> [Listed entries]:

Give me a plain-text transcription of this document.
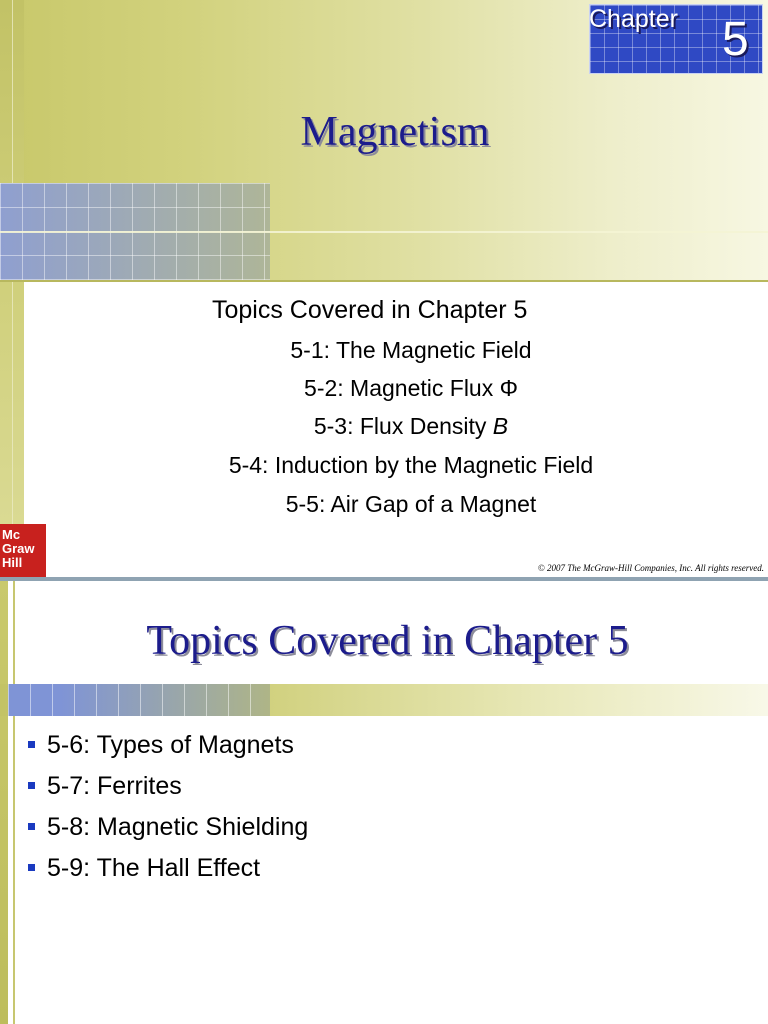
Chapter 5
Magnetism
Topics Covered in Chapter 5
5-1: The Magnetic Field
5-2: Magnetic Flux Φ
5-3: Flux Density B
5-4: Induction by the Magnetic Field
5-5: Air Gap of a Magnet
Mc
Graw
Hill	© 2007 The McGraw-Hill Companies, Inc. All rights reserved.
Topics Covered in Chapter 5
5-6: Types of Magnets
5-7: Ferrites
5-8: Magnetic Shielding
5-9: The Hall Effect
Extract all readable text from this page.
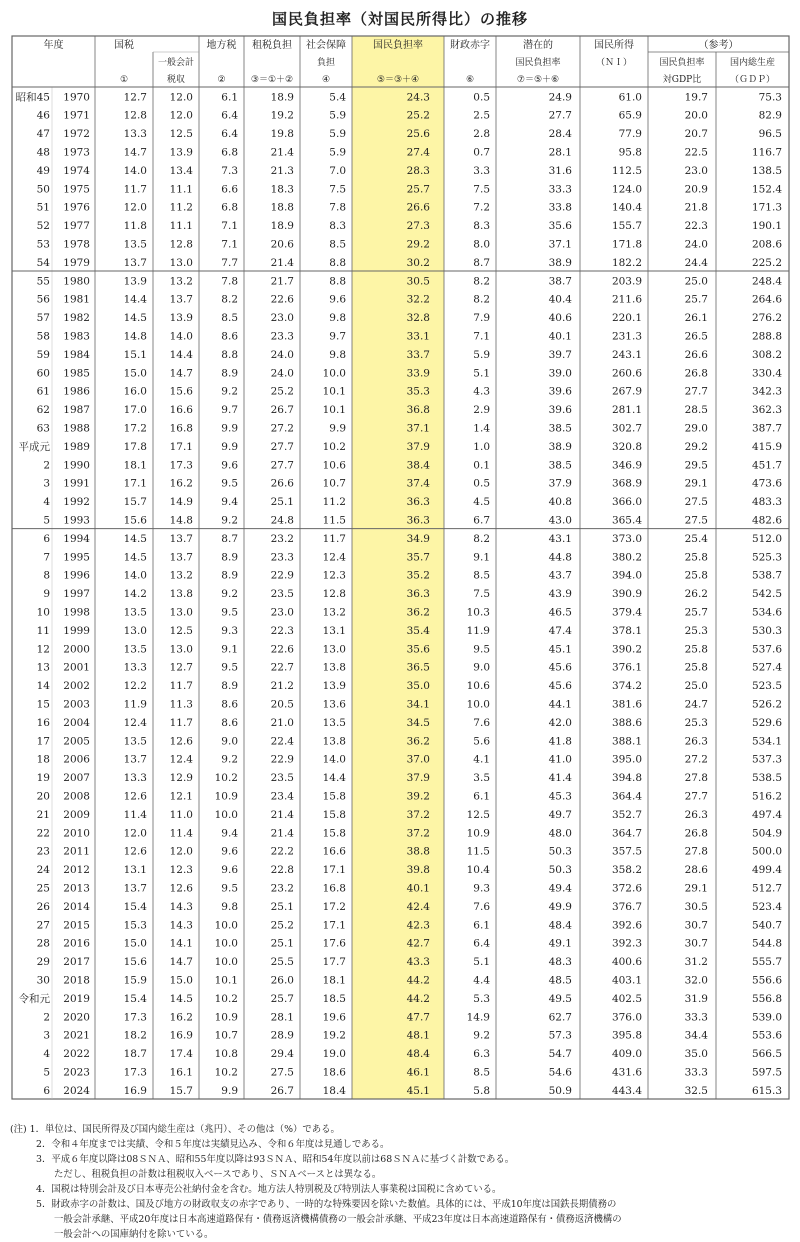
国民負担率（対国民所得比）の推移
年度	国税	地方税 租税負担 社会保障	国民負担率	財政赤字	潜在的	国民所得	（参考）
一般会計	負担	国民負担率	（ＮＩ）	国民負担率	国内総生産
①	税収	②	③＝①＋②	④	⑤＝③＋④	⑥	⑦＝⑤＋⑥	対GDP比	（ＧＤＰ）
昭和45 1970	12.7 12.0	6.1	18.9	5.4	24.3	0.5	24.9	61.0	19.7	75.3
46 1971	12.8 12.0	6.4	19.2	5.9	25.2	2.5	27.7	65.9	20.0	82.9
47 1972	13.3 12.5	6.4	19.8	5.9	25.6	2.8	28.4	77.9	20.7	96.5
48 1973	14.7 13.9	6.8	21.4	5.9	27.4	0.7	28.1	95.8	22.5	116.7
49 1974	14.0 13.4	7.3	21.3	7.0	28.3	3.3	31.6	112.5	23.0	138.5
50 1975	11.7 11.1	6.6	18.3	7.5	25.7	7.5	33.3	124.0	20.9	152.4
51 1976	12.0 11.2	6.8	18.8	7.8	26.6	7.2	33.8	140.4	21.8	171.3
52 1977	11.8 11.1	7.1	18.9	8.3	27.3	8.3	35.6	155.7	22.3	190.1
53 1978	13.5 12.8	7.1	20.6	8.5	29.2	8.0	37.1	171.8	24.0	208.6
54 1979	13.7 13.0	7.7	21.4	8.8	30.2	8.7	38.9	182.2	24.4	225.2
55 1980	13.9 13.2	7.8	21.7	8.8	30.5	8.2	38.7	203.9	25.0	248.4
56 1981	14.4 13.7	8.2	22.6	9.6	32.2	8.2	40.4	211.6	25.7	264.6
57 1982	14.5 13.9	8.5	23.0	9.8	32.8	7.9	40.6	220.1	26.1	276.2
58 1983	14.8 14.0	8.6	23.3	9.7	33.1	7.1	40.1	231.3	26.5	288.8
59 1984	15.1 14.4	8.8	24.0	9.8	33.7	5.9	39.7	243.1	26.6	308.2
60 1985	15.0 14.7	8.9	24.0	10.0	33.9	5.1	39.0	260.6	26.8	330.4
61 1986	16.0 15.6	9.2	25.2	10.1	35.3	4.3	39.6	267.9	27.7	342.3
62 1987	17.0 16.6	9.7	26.7	10.1	36.8	2.9	39.6	281.1	28.5	362.3
63 1988	17.2 16.8	9.9	27.2	9.9	37.1	1.4	38.5	302.7	29.0	387.7
平成元 1989	17.8 17.1	9.9	27.7	10.2	37.9	1.0	38.9	320.8	29.2	415.9
2 1990	18.1 17.3	9.6	27.7	10.6	38.4	0.1	38.5	346.9	29.5	451.7
3 1991	17.1 16.2	9.5	26.6	10.7	37.4	0.5	37.9	368.9	29.1	473.6
4 1992	15.7 14.9	9.4	25.1	11.2	36.3	4.5	40.8	366.0	27.5	483.3
5 1993	15.6 14.8	9.2	24.8	11.5	36.3	6.7	43.0	365.4	27.5	482.6
6 1994	14.5 13.7	8.7	23.2	11.7	34.9	8.2	43.1	373.0	25.4	512.0
7 1995	14.5 13.7	8.9	23.3	12.4	35.7	9.1	44.8	380.2	25.8	525.3
8 1996	14.0 13.2	8.9	22.9	12.3	35.2	8.5	43.7	394.0	25.8	538.7
9 1997	14.2 13.8	9.2	23.5	12.8	36.3	7.5	43.9	390.9	26.2	542.5
10 1998	13.5 13.0	9.5	23.0	13.2	36.2	10.3	46.5	379.4	25.7	534.6
11 1999	13.0 12.5	9.3	22.3	13.1	35.4	11.9	47.4	378.1	25.3	530.3
12 2000	13.5 13.0	9.1	22.6	13.0	35.6	9.5	45.1	390.2	25.8	537.6
13 2001	13.3 12.7	9.5	22.7	13.8	36.5	9.0	45.6	376.1	25.8	527.4
14 2002	12.2 11.7	8.9	21.2	13.9	35.0	10.6	45.6	374.2	25.0	523.5
15 2003	11.9 11.3	8.6	20.5	13.6	34.1	10.0	44.1	381.6	24.7	526.2
16 2004	12.4 11.7	8.6	21.0	13.5	34.5	7.6	42.0	388.6	25.3	529.6
17 2005	13.5 12.6	9.0	22.4	13.8	36.2	5.6	41.8	388.1	26.3	534.1
18 2006	13.7 12.4	9.2	22.9	14.0	37.0	4.1	41.0	395.0	27.2	537.3
19 2007	13.3 12.9 10.2	23.5	14.4	37.9	3.5	41.4	394.8	27.8	538.5
20 2008	12.6 12.1 10.9	23.4	15.8	39.2	6.1	45.3	364.4	27.7	516.2
21 2009	11.4 11.0 10.0	21.4	15.8	37.2	12.5	49.7	352.7	26.3	497.4
22 2010	12.0 11.4	9.4	21.4	15.8	37.2	10.9	48.0	364.7	26.8	504.9
23 2011	12.6 12.0	9.6	22.2	16.6	38.8	11.5	50.3	357.5	27.8	500.0
24 2012	13.1 12.3	9.6	22.8	17.1	39.8	10.4	50.3	358.2	28.6	499.4
25 2013	13.7 12.6	9.5	23.2	16.8	40.1	9.3	49.4	372.6	29.1	512.7
26 2014	15.4 14.3	9.8	25.1	17.2	42.4	7.6	49.9	376.7	30.5	523.4
27 2015	15.3 14.3 10.0	25.2	17.1	42.3	6.1	48.4	392.6	30.7	540.7
28 2016	15.0 14.1 10.0	25.1	17.6	42.7	6.4	49.1	392.3	30.7	544.8
29 2017	15.6 14.7 10.0	25.5	17.7	43.3	5.1	48.3	400.6	31.2	555.7
30 2018	15.9 15.0 10.1	26.0	18.1	44.2	4.4	48.5	403.1	32.0	556.6
令和元 2019	15.4 14.5 10.2	25.7	18.5	44.2	5.3	49.5	402.5	31.9	556.8
2 2020	17.3 16.2 10.9	28.1	19.6	47.7	14.9	62.7	376.0	33.3	539.0
3 2021	18.2 16.9 10.7	28.9	19.2	48.1	9.2	57.3	395.8	34.4	553.6
4 2022	18.7 17.4 10.8	29.4	19.0	48.4	6.3	54.7	409.0	35.0	566.5
5 2023	17.3 16.1 10.2	27.5	18.6	46.1	8.5	54.6	431.6	33.3	597.5
6 2024	16.9 15.7	9.9	26.7	18.4	45.1	5.8	50.9	443.4	32.5	615.3
(注) 1．単位は、国民所得及び国内総生産は（兆円）、その他は（%）である。
2．令和４年度までは実績、令和５年度は実績見込み、令和６年度は見通しである。
3．平成６年度以降は08ＳＮＡ、昭和55年度以降は93ＳＮＡ、昭和54年度以前は68ＳＮＡに基づく計数である。
ただし、租税負担の計数は租税収入ベースであり、ＳＮＡベースとは異なる。
4．国税は特別会計及び日本専売公社納付金を含む。地方法人特別税及び特別法人事業税は国税に含めている。
5．財政赤字の計数は、国及び地方の財政収支の赤字であり、一時的な特殊要因を除いた数値。具体的には、平成10年度は国鉄長期債務の
一般会計承継、平成20年度は日本高速道路保有・債務返済機構債務の一般会計承継、平成23年度は日本高速道路保有・債務返済機構の
一般会計への国庫納付を除いている。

> [What you should do]:
List every line above containing the word "Magnetic".

> [The response]:
5-1: The Magnetic Field
5-2: Magnetic Flux Φ
5-4: Induction by the Magnetic Field
5-8: Magnetic Shielding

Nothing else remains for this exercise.